[DATA EXCERPTS Boundary: Start]

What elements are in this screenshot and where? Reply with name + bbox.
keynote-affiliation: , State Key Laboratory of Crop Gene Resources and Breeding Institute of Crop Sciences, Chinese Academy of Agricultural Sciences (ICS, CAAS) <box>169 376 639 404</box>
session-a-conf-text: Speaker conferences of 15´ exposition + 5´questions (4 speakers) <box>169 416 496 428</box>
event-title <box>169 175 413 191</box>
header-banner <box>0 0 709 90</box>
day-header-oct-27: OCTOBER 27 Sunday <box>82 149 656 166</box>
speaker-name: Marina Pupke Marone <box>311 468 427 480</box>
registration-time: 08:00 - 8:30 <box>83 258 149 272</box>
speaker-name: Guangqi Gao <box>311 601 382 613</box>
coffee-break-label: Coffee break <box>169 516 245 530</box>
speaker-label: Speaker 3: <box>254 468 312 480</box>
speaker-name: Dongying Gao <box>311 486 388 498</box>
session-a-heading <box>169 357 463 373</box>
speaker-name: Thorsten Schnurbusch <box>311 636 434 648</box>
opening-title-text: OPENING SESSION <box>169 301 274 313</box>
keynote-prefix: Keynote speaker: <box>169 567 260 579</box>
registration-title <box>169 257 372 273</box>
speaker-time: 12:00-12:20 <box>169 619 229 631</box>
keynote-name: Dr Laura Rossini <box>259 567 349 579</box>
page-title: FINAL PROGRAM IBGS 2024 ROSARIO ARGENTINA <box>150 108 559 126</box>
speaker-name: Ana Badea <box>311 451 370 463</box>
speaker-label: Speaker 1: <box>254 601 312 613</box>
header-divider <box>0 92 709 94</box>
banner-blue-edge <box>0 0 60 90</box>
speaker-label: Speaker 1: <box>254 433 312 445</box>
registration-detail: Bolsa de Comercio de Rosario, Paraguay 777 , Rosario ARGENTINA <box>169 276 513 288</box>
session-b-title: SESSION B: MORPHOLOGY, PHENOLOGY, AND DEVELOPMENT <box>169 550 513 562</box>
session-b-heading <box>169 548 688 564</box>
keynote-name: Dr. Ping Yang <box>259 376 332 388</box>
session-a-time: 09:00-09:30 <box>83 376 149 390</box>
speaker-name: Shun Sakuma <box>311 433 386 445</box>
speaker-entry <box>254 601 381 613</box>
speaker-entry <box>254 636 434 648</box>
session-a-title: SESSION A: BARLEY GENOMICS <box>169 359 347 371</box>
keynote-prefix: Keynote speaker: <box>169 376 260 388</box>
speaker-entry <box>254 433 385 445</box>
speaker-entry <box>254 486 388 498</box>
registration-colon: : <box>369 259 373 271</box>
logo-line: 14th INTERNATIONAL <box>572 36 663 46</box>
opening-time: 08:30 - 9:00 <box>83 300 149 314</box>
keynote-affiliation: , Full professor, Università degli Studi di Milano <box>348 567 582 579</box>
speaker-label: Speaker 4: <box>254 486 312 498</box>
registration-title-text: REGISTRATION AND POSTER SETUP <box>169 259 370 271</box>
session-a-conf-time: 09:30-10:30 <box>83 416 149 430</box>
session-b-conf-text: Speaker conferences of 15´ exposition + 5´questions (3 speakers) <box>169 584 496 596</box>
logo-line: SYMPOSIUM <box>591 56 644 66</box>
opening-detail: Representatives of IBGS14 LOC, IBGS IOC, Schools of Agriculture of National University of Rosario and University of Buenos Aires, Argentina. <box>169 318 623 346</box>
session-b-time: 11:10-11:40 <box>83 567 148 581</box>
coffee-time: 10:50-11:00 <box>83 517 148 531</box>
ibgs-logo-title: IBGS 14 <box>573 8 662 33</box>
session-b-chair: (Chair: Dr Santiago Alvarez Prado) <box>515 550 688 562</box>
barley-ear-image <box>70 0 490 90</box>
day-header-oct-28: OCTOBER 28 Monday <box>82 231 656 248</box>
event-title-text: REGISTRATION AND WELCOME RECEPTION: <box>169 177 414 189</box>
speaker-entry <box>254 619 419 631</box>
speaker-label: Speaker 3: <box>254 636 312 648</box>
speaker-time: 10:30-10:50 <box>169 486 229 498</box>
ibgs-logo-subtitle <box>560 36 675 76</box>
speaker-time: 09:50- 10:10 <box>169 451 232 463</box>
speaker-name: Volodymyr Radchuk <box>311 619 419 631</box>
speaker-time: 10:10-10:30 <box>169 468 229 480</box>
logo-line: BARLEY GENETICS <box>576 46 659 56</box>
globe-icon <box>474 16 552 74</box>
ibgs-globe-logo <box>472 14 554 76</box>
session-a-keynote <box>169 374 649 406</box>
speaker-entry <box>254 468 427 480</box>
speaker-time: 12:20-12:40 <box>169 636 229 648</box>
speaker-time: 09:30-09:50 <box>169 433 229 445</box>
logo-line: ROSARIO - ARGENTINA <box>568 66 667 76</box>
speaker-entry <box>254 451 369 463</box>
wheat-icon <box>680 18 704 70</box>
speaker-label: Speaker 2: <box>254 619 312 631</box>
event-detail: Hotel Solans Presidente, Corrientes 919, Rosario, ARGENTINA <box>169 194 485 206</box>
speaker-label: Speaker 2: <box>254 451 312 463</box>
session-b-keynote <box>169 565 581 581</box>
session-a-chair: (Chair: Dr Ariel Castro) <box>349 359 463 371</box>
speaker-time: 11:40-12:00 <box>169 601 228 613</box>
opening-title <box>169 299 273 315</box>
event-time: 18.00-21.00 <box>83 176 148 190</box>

[DATA EXCERPTS Boundary: End]

WHAT IS REQUIRED
Across the records above, how many lines contain the word "speakers"? Give the number by itself.

OUTPUT FOR THIS EXERCISE
2